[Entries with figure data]
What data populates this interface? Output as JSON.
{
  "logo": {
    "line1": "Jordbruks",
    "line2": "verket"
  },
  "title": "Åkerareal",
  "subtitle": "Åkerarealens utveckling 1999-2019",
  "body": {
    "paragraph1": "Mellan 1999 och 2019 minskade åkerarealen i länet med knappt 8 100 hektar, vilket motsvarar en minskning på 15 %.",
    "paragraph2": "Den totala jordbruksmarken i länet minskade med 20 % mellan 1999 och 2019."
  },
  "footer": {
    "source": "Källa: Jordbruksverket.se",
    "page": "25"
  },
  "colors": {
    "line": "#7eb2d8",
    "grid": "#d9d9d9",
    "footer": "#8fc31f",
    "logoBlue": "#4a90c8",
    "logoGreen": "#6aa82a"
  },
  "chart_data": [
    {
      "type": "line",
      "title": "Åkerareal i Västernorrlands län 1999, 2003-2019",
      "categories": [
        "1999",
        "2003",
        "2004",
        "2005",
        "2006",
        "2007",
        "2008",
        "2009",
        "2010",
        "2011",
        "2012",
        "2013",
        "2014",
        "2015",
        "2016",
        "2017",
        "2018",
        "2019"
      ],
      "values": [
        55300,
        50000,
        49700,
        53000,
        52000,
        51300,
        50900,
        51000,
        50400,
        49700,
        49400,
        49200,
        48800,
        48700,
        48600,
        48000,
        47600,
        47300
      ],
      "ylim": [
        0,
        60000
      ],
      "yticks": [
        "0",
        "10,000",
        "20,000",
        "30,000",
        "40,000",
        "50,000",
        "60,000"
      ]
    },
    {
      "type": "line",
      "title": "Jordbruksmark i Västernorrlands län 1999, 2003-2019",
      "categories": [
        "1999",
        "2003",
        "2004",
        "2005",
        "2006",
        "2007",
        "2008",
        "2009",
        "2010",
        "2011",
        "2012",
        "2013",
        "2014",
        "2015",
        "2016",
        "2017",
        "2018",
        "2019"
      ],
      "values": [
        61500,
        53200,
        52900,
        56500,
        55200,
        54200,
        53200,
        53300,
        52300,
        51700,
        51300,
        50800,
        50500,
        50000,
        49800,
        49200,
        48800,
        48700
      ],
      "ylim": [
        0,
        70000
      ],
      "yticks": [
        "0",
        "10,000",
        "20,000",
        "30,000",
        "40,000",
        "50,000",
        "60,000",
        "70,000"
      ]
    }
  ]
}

==

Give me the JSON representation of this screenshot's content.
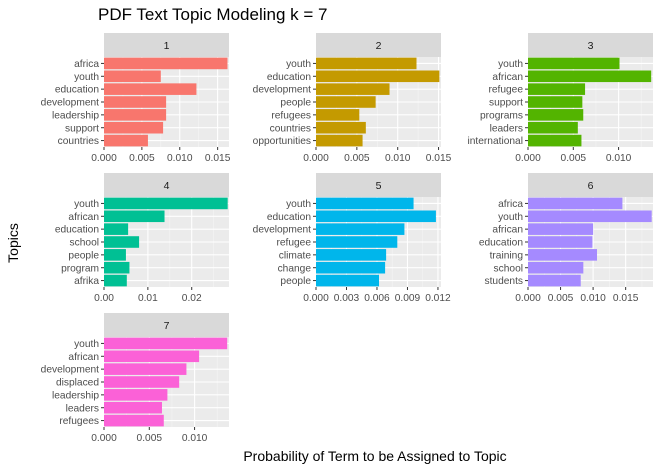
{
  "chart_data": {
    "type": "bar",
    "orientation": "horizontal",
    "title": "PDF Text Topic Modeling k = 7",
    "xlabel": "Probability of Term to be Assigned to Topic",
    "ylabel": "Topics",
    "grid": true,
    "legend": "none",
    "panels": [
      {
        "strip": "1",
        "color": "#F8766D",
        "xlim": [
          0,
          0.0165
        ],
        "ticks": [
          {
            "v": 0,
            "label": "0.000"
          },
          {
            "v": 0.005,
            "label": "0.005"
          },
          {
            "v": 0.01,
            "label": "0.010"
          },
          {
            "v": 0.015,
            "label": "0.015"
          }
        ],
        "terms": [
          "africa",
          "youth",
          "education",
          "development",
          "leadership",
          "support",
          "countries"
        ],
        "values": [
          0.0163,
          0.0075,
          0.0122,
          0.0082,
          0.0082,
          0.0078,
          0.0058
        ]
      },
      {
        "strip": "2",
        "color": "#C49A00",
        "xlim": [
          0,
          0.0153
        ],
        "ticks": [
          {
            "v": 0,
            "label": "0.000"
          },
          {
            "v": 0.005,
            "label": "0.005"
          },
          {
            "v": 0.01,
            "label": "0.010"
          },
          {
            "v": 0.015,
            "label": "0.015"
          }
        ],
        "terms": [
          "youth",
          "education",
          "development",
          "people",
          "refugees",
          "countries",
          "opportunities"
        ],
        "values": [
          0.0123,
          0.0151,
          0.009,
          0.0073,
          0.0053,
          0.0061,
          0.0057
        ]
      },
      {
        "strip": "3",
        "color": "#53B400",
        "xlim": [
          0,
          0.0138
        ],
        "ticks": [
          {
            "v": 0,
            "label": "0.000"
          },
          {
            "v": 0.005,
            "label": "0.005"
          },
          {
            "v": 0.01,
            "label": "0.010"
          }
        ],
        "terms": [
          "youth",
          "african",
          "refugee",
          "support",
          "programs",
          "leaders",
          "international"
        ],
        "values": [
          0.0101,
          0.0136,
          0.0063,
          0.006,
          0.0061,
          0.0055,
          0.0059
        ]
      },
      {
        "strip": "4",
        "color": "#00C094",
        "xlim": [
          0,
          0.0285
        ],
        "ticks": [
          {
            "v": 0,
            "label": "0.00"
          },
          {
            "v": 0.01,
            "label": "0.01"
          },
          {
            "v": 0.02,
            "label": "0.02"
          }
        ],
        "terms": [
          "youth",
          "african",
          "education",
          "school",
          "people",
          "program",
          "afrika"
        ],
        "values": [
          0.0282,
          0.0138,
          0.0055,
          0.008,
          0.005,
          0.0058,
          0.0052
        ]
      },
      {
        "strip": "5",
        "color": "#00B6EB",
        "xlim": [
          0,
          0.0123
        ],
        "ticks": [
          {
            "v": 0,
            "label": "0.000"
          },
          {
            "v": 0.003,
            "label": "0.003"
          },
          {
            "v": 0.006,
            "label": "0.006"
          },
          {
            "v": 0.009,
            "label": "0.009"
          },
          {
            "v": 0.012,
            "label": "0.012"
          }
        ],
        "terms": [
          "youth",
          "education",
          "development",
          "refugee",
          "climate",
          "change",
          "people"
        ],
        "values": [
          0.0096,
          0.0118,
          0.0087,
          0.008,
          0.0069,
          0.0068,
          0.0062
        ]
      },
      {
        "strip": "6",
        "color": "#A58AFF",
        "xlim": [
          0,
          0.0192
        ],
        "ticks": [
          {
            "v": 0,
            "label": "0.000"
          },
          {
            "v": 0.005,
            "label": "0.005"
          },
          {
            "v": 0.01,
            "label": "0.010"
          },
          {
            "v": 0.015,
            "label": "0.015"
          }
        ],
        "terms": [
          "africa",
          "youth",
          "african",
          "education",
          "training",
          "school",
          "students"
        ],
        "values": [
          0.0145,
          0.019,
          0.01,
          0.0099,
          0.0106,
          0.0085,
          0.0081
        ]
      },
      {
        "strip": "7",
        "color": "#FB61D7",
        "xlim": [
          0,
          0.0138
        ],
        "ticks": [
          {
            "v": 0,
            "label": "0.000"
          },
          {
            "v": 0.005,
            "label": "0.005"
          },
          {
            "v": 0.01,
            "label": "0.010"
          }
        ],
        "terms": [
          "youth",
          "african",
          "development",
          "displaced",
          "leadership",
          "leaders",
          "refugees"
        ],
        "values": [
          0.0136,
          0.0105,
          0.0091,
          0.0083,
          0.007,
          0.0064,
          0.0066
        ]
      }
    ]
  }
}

• _Task prompt_
For each line of the listing that holds the word "länet", show that line.

• _Solution below_
    "paragraph1": "Mellan 1999 och 2019 minskade åkerarealen i länet med knappt 8 100 hektar, vilket motsvarar en minskning på 15 %.",
    "paragraph2": "Den totala jordbruksmarken i länet minskade med 20 % mellan 1999 och 2019."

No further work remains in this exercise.